▶ _Written instruction_: The entries need to be copied exactly.

[Collected data entries]
_ _ _
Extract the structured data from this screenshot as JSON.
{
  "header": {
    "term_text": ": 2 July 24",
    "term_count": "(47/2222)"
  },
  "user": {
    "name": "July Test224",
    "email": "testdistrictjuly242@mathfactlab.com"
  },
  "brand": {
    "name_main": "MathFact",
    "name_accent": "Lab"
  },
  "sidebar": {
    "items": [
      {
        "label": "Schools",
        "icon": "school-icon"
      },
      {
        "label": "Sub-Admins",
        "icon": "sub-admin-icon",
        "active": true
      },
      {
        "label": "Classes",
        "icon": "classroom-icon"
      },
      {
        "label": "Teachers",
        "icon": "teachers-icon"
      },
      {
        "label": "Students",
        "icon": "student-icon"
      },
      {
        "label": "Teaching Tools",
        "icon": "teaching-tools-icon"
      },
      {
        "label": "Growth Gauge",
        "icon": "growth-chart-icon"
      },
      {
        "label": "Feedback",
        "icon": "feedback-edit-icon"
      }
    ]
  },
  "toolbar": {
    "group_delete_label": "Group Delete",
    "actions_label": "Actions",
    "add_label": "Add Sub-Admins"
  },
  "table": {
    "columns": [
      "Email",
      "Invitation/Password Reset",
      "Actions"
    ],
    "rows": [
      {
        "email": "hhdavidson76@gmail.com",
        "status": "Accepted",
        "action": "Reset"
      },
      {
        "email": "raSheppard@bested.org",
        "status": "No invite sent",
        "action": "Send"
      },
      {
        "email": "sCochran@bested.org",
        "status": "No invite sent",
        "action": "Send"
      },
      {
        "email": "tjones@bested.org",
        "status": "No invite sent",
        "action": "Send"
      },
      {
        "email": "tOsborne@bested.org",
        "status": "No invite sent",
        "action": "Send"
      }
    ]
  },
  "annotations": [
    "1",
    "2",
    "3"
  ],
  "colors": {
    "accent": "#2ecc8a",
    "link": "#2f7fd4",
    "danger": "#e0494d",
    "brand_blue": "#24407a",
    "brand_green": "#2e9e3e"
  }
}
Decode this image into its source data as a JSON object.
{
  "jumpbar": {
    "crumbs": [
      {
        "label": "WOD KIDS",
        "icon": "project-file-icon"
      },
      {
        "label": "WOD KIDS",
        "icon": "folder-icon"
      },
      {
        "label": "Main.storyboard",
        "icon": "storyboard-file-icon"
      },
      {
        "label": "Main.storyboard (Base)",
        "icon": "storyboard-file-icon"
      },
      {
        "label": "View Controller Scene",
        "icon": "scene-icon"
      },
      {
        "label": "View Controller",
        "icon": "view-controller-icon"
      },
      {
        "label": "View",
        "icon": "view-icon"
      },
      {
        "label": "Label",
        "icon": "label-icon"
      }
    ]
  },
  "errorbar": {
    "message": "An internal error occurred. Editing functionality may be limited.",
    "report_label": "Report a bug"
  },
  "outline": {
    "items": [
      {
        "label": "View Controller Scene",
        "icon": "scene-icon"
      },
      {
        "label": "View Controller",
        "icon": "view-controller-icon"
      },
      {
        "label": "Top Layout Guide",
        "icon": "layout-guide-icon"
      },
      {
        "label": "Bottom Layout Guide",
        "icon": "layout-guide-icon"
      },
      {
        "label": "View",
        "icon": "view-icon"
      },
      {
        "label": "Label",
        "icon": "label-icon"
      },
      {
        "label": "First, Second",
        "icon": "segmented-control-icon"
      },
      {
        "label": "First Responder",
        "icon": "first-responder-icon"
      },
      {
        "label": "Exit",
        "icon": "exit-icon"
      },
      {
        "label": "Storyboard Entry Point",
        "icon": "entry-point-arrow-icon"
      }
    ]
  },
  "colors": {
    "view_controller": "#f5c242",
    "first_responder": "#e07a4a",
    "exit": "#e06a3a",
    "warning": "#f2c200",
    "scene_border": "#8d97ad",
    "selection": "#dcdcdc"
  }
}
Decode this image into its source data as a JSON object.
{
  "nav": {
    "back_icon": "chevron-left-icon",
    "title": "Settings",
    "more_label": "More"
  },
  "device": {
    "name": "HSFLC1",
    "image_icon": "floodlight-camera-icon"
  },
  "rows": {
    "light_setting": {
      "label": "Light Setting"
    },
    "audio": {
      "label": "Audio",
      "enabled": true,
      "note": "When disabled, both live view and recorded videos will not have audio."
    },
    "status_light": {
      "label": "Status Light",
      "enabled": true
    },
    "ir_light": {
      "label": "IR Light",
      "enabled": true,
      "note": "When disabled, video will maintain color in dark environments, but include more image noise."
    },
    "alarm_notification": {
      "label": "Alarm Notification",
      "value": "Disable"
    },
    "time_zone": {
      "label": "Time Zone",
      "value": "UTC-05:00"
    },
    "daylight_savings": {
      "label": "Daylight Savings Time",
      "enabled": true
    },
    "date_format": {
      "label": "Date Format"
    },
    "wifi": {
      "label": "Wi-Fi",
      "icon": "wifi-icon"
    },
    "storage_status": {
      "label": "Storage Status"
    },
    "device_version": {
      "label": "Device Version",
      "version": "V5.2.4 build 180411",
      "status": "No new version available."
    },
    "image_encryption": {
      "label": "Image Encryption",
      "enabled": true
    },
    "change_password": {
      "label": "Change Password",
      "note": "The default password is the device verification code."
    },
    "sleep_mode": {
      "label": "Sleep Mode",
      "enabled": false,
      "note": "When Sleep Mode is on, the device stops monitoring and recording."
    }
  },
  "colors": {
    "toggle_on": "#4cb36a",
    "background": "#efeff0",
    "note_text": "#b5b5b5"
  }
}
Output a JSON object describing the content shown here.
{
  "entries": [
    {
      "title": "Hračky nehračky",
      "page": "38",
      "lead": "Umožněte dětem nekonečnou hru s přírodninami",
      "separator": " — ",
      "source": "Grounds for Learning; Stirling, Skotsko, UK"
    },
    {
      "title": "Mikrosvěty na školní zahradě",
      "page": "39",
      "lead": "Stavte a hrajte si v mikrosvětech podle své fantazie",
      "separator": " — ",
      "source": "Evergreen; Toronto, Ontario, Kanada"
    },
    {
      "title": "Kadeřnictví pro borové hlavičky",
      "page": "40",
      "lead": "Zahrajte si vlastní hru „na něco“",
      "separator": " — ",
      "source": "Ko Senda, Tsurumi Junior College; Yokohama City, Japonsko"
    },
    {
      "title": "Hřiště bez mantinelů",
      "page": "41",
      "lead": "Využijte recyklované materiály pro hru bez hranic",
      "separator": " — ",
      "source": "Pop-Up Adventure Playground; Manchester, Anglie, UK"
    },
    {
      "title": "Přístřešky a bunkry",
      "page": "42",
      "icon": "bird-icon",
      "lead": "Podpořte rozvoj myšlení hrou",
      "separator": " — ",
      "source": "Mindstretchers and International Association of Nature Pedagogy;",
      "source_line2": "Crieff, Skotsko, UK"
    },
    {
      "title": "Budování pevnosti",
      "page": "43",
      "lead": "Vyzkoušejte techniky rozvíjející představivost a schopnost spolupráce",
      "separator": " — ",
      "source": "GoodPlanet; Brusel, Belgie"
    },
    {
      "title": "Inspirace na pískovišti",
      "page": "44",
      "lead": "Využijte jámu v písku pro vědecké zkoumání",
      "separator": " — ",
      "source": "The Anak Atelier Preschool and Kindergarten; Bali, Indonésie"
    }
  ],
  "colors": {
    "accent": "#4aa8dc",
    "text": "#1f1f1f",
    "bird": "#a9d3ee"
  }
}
_ _ _
▶ _Output for this task_:
Extract the structured data from this screenshot as JSON.
{
  "header": {
    "term_text": ": 2 July 24",
    "term_count": "(47/2222)"
  },
  "user": {
    "name": "July Test224",
    "email": "testdistrictjuly242@mathfactlab.com"
  },
  "brand": {
    "name_main": "MathFact",
    "name_accent": "Lab"
  },
  "sidebar": {
    "items": [
      {
        "label": "Schools",
        "icon": "school-icon"
      },
      {
        "label": "Sub-Admins",
        "icon": "sub-admin-icon",
        "active": true
      },
      {
        "label": "Classes",
        "icon": "classroom-icon"
      },
      {
        "label": "Teachers",
        "icon": "teachers-icon"
      },
      {
        "label": "Students",
        "icon": "student-icon"
      },
      {
        "label": "Teaching Tools",
        "icon": "teaching-tools-icon"
      },
      {
        "label": "Growth Gauge",
        "icon": "growth-chart-icon"
      },
      {
        "label": "Feedback",
        "icon": "feedback-edit-icon"
      }
    ]
  },
  "toolbar": {
    "group_delete_label": "Group Delete",
    "actions_label": "Actions",
    "add_label": "Add Sub-Admins"
  },
  "table": {
    "columns": [
      "Email",
      "Invitation/Password Reset",
      "Actions"
    ],
    "rows": [
      {
        "email": "hhdavidson76@gmail.com",
        "status": "Accepted",
        "action": "Reset"
      },
      {
        "email": "raSheppard@bested.org",
        "status": "No invite sent",
        "action": "Send"
      },
      {
        "email": "sCochran@bested.org",
        "status": "No invite sent",
        "action": "Send"
      },
      {
        "email": "tjones@bested.org",
        "status": "No invite sent",
        "action": "Send"
      },
      {
        "email": "tOsborne@bested.org",
        "status": "No invite sent",
        "action": "Send"
      }
    ]
  },
  "annotations": [
    "1",
    "2",
    "3"
  ],
  "colors": {
    "accent": "#2ecc8a",
    "link": "#2f7fd4",
    "danger": "#e0494d",
    "brand_blue": "#24407a",
    "brand_green": "#2e9e3e"
  }
}
Decode this image into its source data as a JSON object.
{
  "jumpbar": {
    "crumbs": [
      {
        "label": "WOD KIDS",
        "icon": "project-file-icon"
      },
      {
        "label": "WOD KIDS",
        "icon": "folder-icon"
      },
      {
        "label": "Main.storyboard",
        "icon": "storyboard-file-icon"
      },
      {
        "label": "Main.storyboard (Base)",
        "icon": "storyboard-file-icon"
      },
      {
        "label": "View Controller Scene",
        "icon": "scene-icon"
      },
      {
        "label": "View Controller",
        "icon": "view-controller-icon"
      },
      {
        "label": "View",
        "icon": "view-icon"
      },
      {
        "label": "Label",
        "icon": "label-icon"
      }
    ]
  },
  "errorbar": {
    "message": "An internal error occurred. Editing functionality may be limited.",
    "report_label": "Report a bug"
  },
  "outline": {
    "items": [
      {
        "label": "View Controller Scene",
        "icon": "scene-icon"
      },
      {
        "label": "View Controller",
        "icon": "view-controller-icon"
      },
      {
        "label": "Top Layout Guide",
        "icon": "layout-guide-icon"
      },
      {
        "label": "Bottom Layout Guide",
        "icon": "layout-guide-icon"
      },
      {
        "label": "View",
        "icon": "view-icon"
      },
      {
        "label": "Label",
        "icon": "label-icon"
      },
      {
        "label": "First, Second",
        "icon": "segmented-control-icon"
      },
      {
        "label": "First Responder",
        "icon": "first-responder-icon"
      },
      {
        "label": "Exit",
        "icon": "exit-icon"
      },
      {
        "label": "Storyboard Entry Point",
        "icon": "entry-point-arrow-icon"
      }
    ]
  },
  "colors": {
    "view_controller": "#f5c242",
    "first_responder": "#e07a4a",
    "exit": "#e06a3a",
    "warning": "#f2c200",
    "scene_border": "#8d97ad",
    "selection": "#dcdcdc"
  }
}
Decode this image into its source data as a JSON object.
{
  "nav": {
    "back_icon": "chevron-left-icon",
    "title": "Settings",
    "more_label": "More"
  },
  "device": {
    "name": "HSFLC1",
    "image_icon": "floodlight-camera-icon"
  },
  "rows": {
    "light_setting": {
      "label": "Light Setting"
    },
    "audio": {
      "label": "Audio",
      "enabled": true,
      "note": "When disabled, both live view and recorded videos will not have audio."
    },
    "status_light": {
      "label": "Status Light",
      "enabled": true
    },
    "ir_light": {
      "label": "IR Light",
      "enabled": true,
      "note": "When disabled, video will maintain color in dark environments, but include more image noise."
    },
    "alarm_notification": {
      "label": "Alarm Notification",
      "value": "Disable"
    },
    "time_zone": {
      "label": "Time Zone",
      "value": "UTC-05:00"
    },
    "daylight_savings": {
      "label": "Daylight Savings Time",
      "enabled": true
    },
    "date_format": {
      "label": "Date Format"
    },
    "wifi": {
      "label": "Wi-Fi",
      "icon": "wifi-icon"
    },
    "storage_status": {
      "label": "Storage Status"
    },
    "device_version": {
      "label": "Device Version",
      "version": "V5.2.4 build 180411",
      "status": "No new version available."
    },
    "image_encryption": {
      "label": "Image Encryption",
      "enabled": true
    },
    "change_password": {
      "label": "Change Password",
      "note": "The default password is the device verification code."
    },
    "sleep_mode": {
      "label": "Sleep Mode",
      "enabled": false,
      "note": "When Sleep Mode is on, the device stops monitoring and recording."
    }
  },
  "colors": {
    "toggle_on": "#4cb36a",
    "background": "#efeff0",
    "note_text": "#b5b5b5"
  }
}
Output a JSON object describing the content shown here.
{
  "entries": [
    {
      "title": "Hračky nehračky",
      "page": "38",
      "lead": "Umožněte dětem nekonečnou hru s přírodninami",
      "separator": " — ",
      "source": "Grounds for Learning; Stirling, Skotsko, UK"
    },
    {
      "title": "Mikrosvěty na školní zahradě",
      "page": "39",
      "lead": "Stavte a hrajte si v mikrosvětech podle své fantazie",
      "separator": " — ",
      "source": "Evergreen; Toronto, Ontario, Kanada"
    },
    {
      "title": "Kadeřnictví pro borové hlavičky",
      "page": "40",
      "lead": "Zahrajte si vlastní hru „na něco“",
      "separator": " — ",
      "source": "Ko Senda, Tsurumi Junior College; Yokohama City, Japonsko"
    },
    {
      "title": "Hřiště bez mantinelů",
      "page": "41",
      "lead": "Využijte recyklované materiály pro hru bez hranic",
      "separator": " — ",
      "source": "Pop-Up Adventure Playground; Manchester, Anglie, UK"
    },
    {
      "title": "Přístřešky a bunkry",
      "page": "42",
      "icon": "bird-icon",
      "lead": "Podpořte rozvoj myšlení hrou",
      "separator": " — ",
      "source": "Mindstretchers and International Association of Nature Pedagogy;",
      "source_line2": "Crieff, Skotsko, UK"
    },
    {
      "title": "Budování pevnosti",
      "page": "43",
      "lead": "Vyzkoušejte techniky rozvíjející představivost a schopnost spolupráce",
      "separator": " — ",
      "source": "GoodPlanet; Brusel, Belgie"
    },
    {
      "title": "Inspirace na pískovišti",
      "page": "44",
      "lead": "Využijte jámu v písku pro vědecké zkoumání",
      "separator": " — ",
      "source": "The Anak Atelier Preschool and Kindergarten; Bali, Indonésie"
    }
  ],
  "colors": {
    "accent": "#4aa8dc",
    "text": "#1f1f1f",
    "bird": "#a9d3ee"
  }
}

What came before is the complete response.